Figure content listings
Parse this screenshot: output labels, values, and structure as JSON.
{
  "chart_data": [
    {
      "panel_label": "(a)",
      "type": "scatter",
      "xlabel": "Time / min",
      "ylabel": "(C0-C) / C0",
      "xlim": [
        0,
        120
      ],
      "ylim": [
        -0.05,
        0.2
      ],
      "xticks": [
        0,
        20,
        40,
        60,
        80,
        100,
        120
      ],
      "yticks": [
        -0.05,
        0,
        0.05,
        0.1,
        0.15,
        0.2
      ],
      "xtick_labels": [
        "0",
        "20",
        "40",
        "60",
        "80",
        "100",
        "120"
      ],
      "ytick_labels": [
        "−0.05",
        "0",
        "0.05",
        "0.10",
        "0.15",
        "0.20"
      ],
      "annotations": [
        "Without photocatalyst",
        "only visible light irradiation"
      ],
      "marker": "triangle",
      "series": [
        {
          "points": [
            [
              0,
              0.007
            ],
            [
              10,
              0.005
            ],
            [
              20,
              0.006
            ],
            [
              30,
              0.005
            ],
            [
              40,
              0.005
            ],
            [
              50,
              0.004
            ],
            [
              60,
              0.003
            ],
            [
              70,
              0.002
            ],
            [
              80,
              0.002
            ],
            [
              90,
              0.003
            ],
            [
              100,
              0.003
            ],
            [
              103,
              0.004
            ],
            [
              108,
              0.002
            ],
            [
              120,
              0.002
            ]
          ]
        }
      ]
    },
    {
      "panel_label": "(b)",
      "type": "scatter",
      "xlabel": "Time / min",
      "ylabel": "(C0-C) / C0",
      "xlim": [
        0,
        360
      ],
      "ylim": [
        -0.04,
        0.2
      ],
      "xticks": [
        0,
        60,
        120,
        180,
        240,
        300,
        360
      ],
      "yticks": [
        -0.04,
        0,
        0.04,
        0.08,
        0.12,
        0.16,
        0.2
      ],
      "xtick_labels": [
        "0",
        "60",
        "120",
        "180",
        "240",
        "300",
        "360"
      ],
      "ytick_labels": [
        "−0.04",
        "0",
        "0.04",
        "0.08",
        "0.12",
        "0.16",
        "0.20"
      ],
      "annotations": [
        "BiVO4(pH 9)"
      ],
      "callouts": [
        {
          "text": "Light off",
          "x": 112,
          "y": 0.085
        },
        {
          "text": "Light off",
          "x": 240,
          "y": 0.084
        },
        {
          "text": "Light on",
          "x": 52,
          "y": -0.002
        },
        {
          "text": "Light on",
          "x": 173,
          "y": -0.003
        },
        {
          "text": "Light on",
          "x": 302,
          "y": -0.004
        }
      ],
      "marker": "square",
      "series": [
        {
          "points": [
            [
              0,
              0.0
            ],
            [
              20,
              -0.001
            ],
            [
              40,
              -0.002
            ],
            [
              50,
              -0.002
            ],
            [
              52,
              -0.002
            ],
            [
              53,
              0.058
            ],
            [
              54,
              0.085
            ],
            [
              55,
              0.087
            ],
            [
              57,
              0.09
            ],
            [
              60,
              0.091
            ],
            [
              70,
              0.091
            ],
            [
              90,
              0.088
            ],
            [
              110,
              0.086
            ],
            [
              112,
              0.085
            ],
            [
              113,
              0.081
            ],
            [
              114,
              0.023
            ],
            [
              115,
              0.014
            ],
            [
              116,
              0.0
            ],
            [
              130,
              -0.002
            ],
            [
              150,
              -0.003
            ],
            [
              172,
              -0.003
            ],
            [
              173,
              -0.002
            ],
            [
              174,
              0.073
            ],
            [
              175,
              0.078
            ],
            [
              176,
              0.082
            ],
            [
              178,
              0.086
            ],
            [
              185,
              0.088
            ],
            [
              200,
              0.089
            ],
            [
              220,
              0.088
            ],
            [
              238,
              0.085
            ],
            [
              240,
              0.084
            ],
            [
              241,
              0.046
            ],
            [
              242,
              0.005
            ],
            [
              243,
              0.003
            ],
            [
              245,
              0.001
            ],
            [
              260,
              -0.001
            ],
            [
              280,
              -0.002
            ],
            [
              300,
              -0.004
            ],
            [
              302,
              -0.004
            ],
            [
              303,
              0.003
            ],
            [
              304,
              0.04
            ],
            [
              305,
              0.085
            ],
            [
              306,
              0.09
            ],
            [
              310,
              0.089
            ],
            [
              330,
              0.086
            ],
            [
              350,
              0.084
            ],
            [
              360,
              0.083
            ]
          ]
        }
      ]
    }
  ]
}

Do this: Retype the data exactly as given.

Output below:
Parse this screenshot: output labels, values, and structure as JSON.
{
  "chart_data": [
    {
      "panel_label": "(a)",
      "type": "scatter",
      "xlabel": "Time / min",
      "ylabel": "(C0-C) / C0",
      "xlim": [
        0,
        120
      ],
      "ylim": [
        -0.05,
        0.2
      ],
      "xticks": [
        0,
        20,
        40,
        60,
        80,
        100,
        120
      ],
      "yticks": [
        -0.05,
        0,
        0.05,
        0.1,
        0.15,
        0.2
      ],
      "xtick_labels": [
        "0",
        "20",
        "40",
        "60",
        "80",
        "100",
        "120"
      ],
      "ytick_labels": [
        "−0.05",
        "0",
        "0.05",
        "0.10",
        "0.15",
        "0.20"
      ],
      "annotations": [
        "Without photocatalyst",
        "only visible light irradiation"
      ],
      "marker": "triangle",
      "series": [
        {
          "points": [
            [
              0,
              0.007
            ],
            [
              10,
              0.005
            ],
            [
              20,
              0.006
            ],
            [
              30,
              0.005
            ],
            [
              40,
              0.005
            ],
            [
              50,
              0.004
            ],
            [
              60,
              0.003
            ],
            [
              70,
              0.002
            ],
            [
              80,
              0.002
            ],
            [
              90,
              0.003
            ],
            [
              100,
              0.003
            ],
            [
              103,
              0.004
            ],
            [
              108,
              0.002
            ],
            [
              120,
              0.002
            ]
          ]
        }
      ]
    },
    {
      "panel_label": "(b)",
      "type": "scatter",
      "xlabel": "Time / min",
      "ylabel": "(C0-C) / C0",
      "xlim": [
        0,
        360
      ],
      "ylim": [
        -0.04,
        0.2
      ],
      "xticks": [
        0,
        60,
        120,
        180,
        240,
        300,
        360
      ],
      "yticks": [
        -0.04,
        0,
        0.04,
        0.08,
        0.12,
        0.16,
        0.2
      ],
      "xtick_labels": [
        "0",
        "60",
        "120",
        "180",
        "240",
        "300",
        "360"
      ],
      "ytick_labels": [
        "−0.04",
        "0",
        "0.04",
        "0.08",
        "0.12",
        "0.16",
        "0.20"
      ],
      "annotations": [
        "BiVO4(pH 9)"
      ],
      "callouts": [
        {
          "text": "Light off",
          "x": 112,
          "y": 0.085
        },
        {
          "text": "Light off",
          "x": 240,
          "y": 0.084
        },
        {
          "text": "Light on",
          "x": 52,
          "y": -0.002
        },
        {
          "text": "Light on",
          "x": 173,
          "y": -0.003
        },
        {
          "text": "Light on",
          "x": 302,
          "y": -0.004
        }
      ],
      "marker": "square",
      "series": [
        {
          "points": [
            [
              0,
              0.0
            ],
            [
              20,
              -0.001
            ],
            [
              40,
              -0.002
            ],
            [
              50,
              -0.002
            ],
            [
              52,
              -0.002
            ],
            [
              53,
              0.058
            ],
            [
              54,
              0.085
            ],
            [
              55,
              0.087
            ],
            [
              57,
              0.09
            ],
            [
              60,
              0.091
            ],
            [
              70,
              0.091
            ],
            [
              90,
              0.088
            ],
            [
              110,
              0.086
            ],
            [
              112,
              0.085
            ],
            [
              113,
              0.081
            ],
            [
              114,
              0.023
            ],
            [
              115,
              0.014
            ],
            [
              116,
              0.0
            ],
            [
              130,
              -0.002
            ],
            [
              150,
              -0.003
            ],
            [
              172,
              -0.003
            ],
            [
              173,
              -0.002
            ],
            [
              174,
              0.073
            ],
            [
              175,
              0.078
            ],
            [
              176,
              0.082
            ],
            [
              178,
              0.086
            ],
            [
              185,
              0.088
            ],
            [
              200,
              0.089
            ],
            [
              220,
              0.088
            ],
            [
              238,
              0.085
            ],
            [
              240,
              0.084
            ],
            [
              241,
              0.046
            ],
            [
              242,
              0.005
            ],
            [
              243,
              0.003
            ],
            [
              245,
              0.001
            ],
            [
              260,
              -0.001
            ],
            [
              280,
              -0.002
            ],
            [
              300,
              -0.004
            ],
            [
              302,
              -0.004
            ],
            [
              303,
              0.003
            ],
            [
              304,
              0.04
            ],
            [
              305,
              0.085
            ],
            [
              306,
              0.09
            ],
            [
              310,
              0.089
            ],
            [
              330,
              0.086
            ],
            [
              350,
              0.084
            ],
            [
              360,
              0.083
            ]
          ]
        }
      ]
    }
  ]
}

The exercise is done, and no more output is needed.